* BEGIN DATA TO PROCESS *

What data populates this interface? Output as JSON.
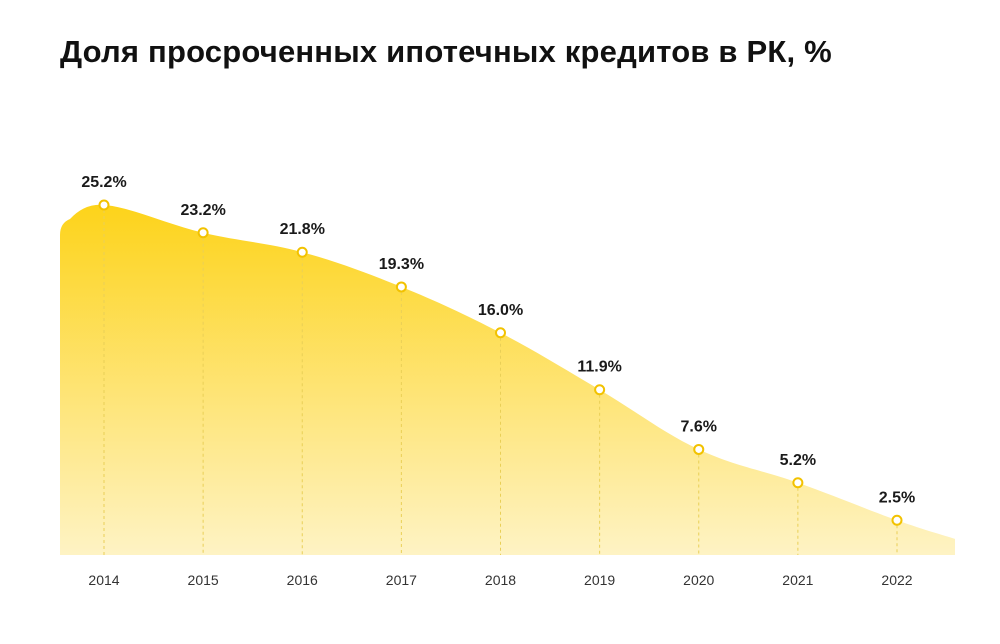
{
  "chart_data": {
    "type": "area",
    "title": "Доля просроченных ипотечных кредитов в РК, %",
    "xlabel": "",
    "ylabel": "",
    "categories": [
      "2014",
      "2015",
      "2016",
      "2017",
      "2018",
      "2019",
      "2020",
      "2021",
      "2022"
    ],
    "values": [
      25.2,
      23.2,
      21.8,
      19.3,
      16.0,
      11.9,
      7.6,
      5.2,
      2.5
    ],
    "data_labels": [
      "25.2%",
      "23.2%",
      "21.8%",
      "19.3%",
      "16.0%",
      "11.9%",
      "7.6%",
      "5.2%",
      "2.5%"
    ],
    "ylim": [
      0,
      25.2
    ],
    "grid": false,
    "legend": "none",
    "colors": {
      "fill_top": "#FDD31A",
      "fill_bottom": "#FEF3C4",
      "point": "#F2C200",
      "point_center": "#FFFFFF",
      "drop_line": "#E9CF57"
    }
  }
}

* END DATA TO PROCESS *

** TASK DESCRIPTION **
Leave out the pictures and return every record word for word.

** SOLVED EXERCISE **
What data populates this interface? Output as JSON.
{
  "chart_data": {
    "type": "area",
    "title": "Доля просроченных ипотечных кредитов в РК, %",
    "xlabel": "",
    "ylabel": "",
    "categories": [
      "2014",
      "2015",
      "2016",
      "2017",
      "2018",
      "2019",
      "2020",
      "2021",
      "2022"
    ],
    "values": [
      25.2,
      23.2,
      21.8,
      19.3,
      16.0,
      11.9,
      7.6,
      5.2,
      2.5
    ],
    "data_labels": [
      "25.2%",
      "23.2%",
      "21.8%",
      "19.3%",
      "16.0%",
      "11.9%",
      "7.6%",
      "5.2%",
      "2.5%"
    ],
    "ylim": [
      0,
      25.2
    ],
    "grid": false,
    "legend": "none",
    "colors": {
      "fill_top": "#FDD31A",
      "fill_bottom": "#FEF3C4",
      "point": "#F2C200",
      "point_center": "#FFFFFF",
      "drop_line": "#E9CF57"
    }
  }
}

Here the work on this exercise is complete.